WORK TO DO =
Copy every line in the records below that contains the word "cung".
────
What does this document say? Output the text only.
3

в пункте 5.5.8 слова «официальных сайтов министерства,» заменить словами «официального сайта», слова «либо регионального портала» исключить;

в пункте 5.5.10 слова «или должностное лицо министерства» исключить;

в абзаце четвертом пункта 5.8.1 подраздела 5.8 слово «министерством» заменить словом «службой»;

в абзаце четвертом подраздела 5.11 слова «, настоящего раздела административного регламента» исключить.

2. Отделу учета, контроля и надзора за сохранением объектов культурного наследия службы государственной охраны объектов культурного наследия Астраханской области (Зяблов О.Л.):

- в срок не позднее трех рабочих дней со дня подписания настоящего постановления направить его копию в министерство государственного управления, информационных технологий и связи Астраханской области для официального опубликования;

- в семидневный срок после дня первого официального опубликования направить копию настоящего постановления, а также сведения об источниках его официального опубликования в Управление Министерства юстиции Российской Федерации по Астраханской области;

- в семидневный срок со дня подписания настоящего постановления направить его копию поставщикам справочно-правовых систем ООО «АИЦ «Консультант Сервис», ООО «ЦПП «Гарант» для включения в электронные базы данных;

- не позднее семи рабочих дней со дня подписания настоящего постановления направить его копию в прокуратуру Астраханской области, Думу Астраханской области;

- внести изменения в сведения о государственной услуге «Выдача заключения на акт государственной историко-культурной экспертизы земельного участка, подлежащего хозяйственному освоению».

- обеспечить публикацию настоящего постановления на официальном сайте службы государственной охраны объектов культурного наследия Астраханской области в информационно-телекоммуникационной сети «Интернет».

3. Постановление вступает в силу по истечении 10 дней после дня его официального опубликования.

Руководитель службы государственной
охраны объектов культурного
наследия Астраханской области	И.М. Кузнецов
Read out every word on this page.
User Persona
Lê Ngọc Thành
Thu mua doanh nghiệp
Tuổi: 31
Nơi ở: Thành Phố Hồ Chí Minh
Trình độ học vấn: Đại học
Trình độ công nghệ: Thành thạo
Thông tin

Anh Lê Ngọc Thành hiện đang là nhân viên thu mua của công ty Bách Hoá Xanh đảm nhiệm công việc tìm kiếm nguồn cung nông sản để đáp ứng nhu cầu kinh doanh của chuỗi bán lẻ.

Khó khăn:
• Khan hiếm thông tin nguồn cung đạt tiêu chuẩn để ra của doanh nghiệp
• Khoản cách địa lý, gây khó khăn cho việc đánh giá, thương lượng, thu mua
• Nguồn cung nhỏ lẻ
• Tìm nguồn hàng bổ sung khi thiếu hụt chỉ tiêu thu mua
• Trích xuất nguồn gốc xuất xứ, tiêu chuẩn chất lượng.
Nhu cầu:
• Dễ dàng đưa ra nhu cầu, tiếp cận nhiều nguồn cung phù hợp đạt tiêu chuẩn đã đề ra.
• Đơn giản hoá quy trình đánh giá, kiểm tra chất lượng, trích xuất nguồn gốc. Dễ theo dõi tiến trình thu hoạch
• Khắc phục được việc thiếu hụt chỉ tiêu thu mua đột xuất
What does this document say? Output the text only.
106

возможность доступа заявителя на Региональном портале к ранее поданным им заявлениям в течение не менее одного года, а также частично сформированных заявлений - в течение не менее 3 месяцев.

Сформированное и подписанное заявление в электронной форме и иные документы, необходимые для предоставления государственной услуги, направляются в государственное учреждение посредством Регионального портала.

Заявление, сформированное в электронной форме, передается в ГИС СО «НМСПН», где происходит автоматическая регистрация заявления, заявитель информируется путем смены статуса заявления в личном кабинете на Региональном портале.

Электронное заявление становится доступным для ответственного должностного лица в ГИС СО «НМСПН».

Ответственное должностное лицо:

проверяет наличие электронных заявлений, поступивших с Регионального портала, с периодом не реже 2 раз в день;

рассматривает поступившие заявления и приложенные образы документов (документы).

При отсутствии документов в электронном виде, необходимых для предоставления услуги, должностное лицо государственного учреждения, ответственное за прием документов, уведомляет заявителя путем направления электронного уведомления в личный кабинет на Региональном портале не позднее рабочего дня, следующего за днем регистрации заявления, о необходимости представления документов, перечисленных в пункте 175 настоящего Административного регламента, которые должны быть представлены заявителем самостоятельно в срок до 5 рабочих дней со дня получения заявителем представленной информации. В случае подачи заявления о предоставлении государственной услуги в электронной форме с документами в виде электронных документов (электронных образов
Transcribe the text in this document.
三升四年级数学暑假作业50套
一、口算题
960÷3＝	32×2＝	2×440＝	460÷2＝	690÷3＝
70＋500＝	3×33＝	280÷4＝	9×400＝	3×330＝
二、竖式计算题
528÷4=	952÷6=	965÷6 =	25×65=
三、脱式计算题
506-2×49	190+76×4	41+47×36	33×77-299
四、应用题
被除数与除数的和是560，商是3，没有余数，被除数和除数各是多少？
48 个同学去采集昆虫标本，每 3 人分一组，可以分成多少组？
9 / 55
────
RESPONSE TO THIS EXERCISE =
Anh Lê Ngọc Thành hiện đang là nhân viên thu mua của công ty Bách Hoá Xanh đảm nhiệm công việc tìm kiếm nguồn cung nông sản để đáp ứng nhu cầu kinh doanh của chuỗi bán lẻ.
• Khan hiếm thông tin nguồn cung đạt tiêu chuẩn để ra của doanh nghiệp
• Nguồn cung nhỏ lẻ
• Dễ dàng đưa ra nhu cầu, tiếp cận nhiều nguồn cung phù hợp đạt tiêu chuẩn đã đề ra.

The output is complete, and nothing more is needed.